▸ What you will do
In the material below, list every line carrying the string "frac".

---*---

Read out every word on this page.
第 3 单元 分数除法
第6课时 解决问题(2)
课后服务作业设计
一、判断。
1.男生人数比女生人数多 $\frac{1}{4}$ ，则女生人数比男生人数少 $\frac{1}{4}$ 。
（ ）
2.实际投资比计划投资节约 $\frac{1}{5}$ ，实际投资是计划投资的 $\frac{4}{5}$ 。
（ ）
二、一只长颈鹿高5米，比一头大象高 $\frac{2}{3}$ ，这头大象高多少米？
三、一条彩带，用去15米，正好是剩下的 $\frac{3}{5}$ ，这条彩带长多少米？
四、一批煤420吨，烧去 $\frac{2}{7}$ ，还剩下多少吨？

---*---

▸ Reply
1.男生人数比女生人数多 $\frac{1}{4}$ ，则女生人数比男生人数少 $\frac{1}{4}$ 。
2.实际投资比计划投资节约 $\frac{1}{5}$ ，实际投资是计划投资的 $\frac{4}{5}$ 。
二、一只长颈鹿高5米，比一头大象高 $\frac{2}{3}$ ，这头大象高多少米？
三、一条彩带，用去15米，正好是剩下的 $\frac{3}{5}$ ，这条彩带长多少米？
四、一批煤420吨，烧去 $\frac{2}{7}$ ，还剩下多少吨？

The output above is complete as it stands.